AIM OF THE TASK
Each entry has to be copied exactly, with nothing missed.

☆ ☆ ☆ ☆ ☆

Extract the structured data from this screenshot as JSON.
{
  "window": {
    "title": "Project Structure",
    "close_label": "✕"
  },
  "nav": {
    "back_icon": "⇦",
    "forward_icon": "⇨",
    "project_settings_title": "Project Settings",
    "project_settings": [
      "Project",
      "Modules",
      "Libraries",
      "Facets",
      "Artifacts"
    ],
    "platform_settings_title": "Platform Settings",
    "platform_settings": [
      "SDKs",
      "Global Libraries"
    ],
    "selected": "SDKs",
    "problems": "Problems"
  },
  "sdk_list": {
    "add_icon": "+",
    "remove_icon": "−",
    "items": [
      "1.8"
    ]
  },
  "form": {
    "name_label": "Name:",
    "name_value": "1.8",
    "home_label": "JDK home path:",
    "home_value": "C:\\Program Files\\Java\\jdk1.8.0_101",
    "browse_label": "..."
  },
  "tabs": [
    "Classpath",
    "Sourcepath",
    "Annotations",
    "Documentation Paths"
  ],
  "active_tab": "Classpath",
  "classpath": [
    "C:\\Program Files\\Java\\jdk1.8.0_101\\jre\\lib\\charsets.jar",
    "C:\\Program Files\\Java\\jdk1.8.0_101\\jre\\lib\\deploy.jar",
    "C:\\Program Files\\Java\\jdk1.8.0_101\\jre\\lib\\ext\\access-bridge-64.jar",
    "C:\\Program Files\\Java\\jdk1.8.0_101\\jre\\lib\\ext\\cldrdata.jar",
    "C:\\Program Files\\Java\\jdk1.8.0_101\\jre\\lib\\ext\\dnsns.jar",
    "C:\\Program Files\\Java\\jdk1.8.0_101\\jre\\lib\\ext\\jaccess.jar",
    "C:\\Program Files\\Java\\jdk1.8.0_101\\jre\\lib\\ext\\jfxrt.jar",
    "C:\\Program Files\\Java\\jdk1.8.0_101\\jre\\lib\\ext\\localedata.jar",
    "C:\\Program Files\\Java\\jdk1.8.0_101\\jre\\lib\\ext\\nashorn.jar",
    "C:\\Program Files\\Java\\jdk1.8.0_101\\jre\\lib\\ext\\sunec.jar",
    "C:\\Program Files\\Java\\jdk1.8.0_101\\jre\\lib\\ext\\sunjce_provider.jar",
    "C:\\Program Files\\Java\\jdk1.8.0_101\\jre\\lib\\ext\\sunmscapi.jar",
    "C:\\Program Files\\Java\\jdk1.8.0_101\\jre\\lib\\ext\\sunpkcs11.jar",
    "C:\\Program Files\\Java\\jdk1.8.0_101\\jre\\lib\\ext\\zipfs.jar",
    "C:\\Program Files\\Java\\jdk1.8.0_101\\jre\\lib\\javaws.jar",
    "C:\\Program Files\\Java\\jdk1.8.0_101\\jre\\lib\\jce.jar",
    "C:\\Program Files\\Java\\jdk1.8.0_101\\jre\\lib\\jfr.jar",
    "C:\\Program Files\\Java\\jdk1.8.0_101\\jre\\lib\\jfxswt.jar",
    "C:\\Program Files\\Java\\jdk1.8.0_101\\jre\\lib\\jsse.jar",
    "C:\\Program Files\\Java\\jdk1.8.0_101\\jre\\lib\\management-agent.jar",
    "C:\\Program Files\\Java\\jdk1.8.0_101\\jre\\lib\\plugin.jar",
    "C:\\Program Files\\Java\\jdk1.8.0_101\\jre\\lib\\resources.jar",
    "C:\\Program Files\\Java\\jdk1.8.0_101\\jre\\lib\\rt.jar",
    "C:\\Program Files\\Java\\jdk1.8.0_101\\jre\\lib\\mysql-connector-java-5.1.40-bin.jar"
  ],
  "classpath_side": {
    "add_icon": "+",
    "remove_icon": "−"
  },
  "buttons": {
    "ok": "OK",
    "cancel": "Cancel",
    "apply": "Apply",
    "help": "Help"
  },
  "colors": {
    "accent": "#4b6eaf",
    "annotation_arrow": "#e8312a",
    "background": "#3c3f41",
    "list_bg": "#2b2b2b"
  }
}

☆ ☆ ☆ ☆ ☆

TASK RESPONSE
Extract the structured data from this screenshot as JSON.
{
  "window": {
    "title": "Project Structure",
    "close_label": "✕"
  },
  "nav": {
    "back_icon": "⇦",
    "forward_icon": "⇨",
    "project_settings_title": "Project Settings",
    "project_settings": [
      "Project",
      "Modules",
      "Libraries",
      "Facets",
      "Artifacts"
    ],
    "platform_settings_title": "Platform Settings",
    "platform_settings": [
      "SDKs",
      "Global Libraries"
    ],
    "selected": "SDKs",
    "problems": "Problems"
  },
  "sdk_list": {
    "add_icon": "+",
    "remove_icon": "−",
    "items": [
      "1.8"
    ]
  },
  "form": {
    "name_label": "Name:",
    "name_value": "1.8",
    "home_label": "JDK home path:",
    "home_value": "C:\\Program Files\\Java\\jdk1.8.0_101",
    "browse_label": "..."
  },
  "tabs": [
    "Classpath",
    "Sourcepath",
    "Annotations",
    "Documentation Paths"
  ],
  "active_tab": "Classpath",
  "classpath": [
    "C:\\Program Files\\Java\\jdk1.8.0_101\\jre\\lib\\charsets.jar",
    "C:\\Program Files\\Java\\jdk1.8.0_101\\jre\\lib\\deploy.jar",
    "C:\\Program Files\\Java\\jdk1.8.0_101\\jre\\lib\\ext\\access-bridge-64.jar",
    "C:\\Program Files\\Java\\jdk1.8.0_101\\jre\\lib\\ext\\cldrdata.jar",
    "C:\\Program Files\\Java\\jdk1.8.0_101\\jre\\lib\\ext\\dnsns.jar",
    "C:\\Program Files\\Java\\jdk1.8.0_101\\jre\\lib\\ext\\jaccess.jar",
    "C:\\Program Files\\Java\\jdk1.8.0_101\\jre\\lib\\ext\\jfxrt.jar",
    "C:\\Program Files\\Java\\jdk1.8.0_101\\jre\\lib\\ext\\localedata.jar",
    "C:\\Program Files\\Java\\jdk1.8.0_101\\jre\\lib\\ext\\nashorn.jar",
    "C:\\Program Files\\Java\\jdk1.8.0_101\\jre\\lib\\ext\\sunec.jar",
    "C:\\Program Files\\Java\\jdk1.8.0_101\\jre\\lib\\ext\\sunjce_provider.jar",
    "C:\\Program Files\\Java\\jdk1.8.0_101\\jre\\lib\\ext\\sunmscapi.jar",
    "C:\\Program Files\\Java\\jdk1.8.0_101\\jre\\lib\\ext\\sunpkcs11.jar",
    "C:\\Program Files\\Java\\jdk1.8.0_101\\jre\\lib\\ext\\zipfs.jar",
    "C:\\Program Files\\Java\\jdk1.8.0_101\\jre\\lib\\javaws.jar",
    "C:\\Program Files\\Java\\jdk1.8.0_101\\jre\\lib\\jce.jar",
    "C:\\Program Files\\Java\\jdk1.8.0_101\\jre\\lib\\jfr.jar",
    "C:\\Program Files\\Java\\jdk1.8.0_101\\jre\\lib\\jfxswt.jar",
    "C:\\Program Files\\Java\\jdk1.8.0_101\\jre\\lib\\jsse.jar",
    "C:\\Program Files\\Java\\jdk1.8.0_101\\jre\\lib\\management-agent.jar",
    "C:\\Program Files\\Java\\jdk1.8.0_101\\jre\\lib\\plugin.jar",
    "C:\\Program Files\\Java\\jdk1.8.0_101\\jre\\lib\\resources.jar",
    "C:\\Program Files\\Java\\jdk1.8.0_101\\jre\\lib\\rt.jar",
    "C:\\Program Files\\Java\\jdk1.8.0_101\\jre\\lib\\mysql-connector-java-5.1.40-bin.jar"
  ],
  "classpath_side": {
    "add_icon": "+",
    "remove_icon": "−"
  },
  "buttons": {
    "ok": "OK",
    "cancel": "Cancel",
    "apply": "Apply",
    "help": "Help"
  },
  "colors": {
    "accent": "#4b6eaf",
    "annotation_arrow": "#e8312a",
    "background": "#3c3f41",
    "list_bg": "#2b2b2b"
  }
}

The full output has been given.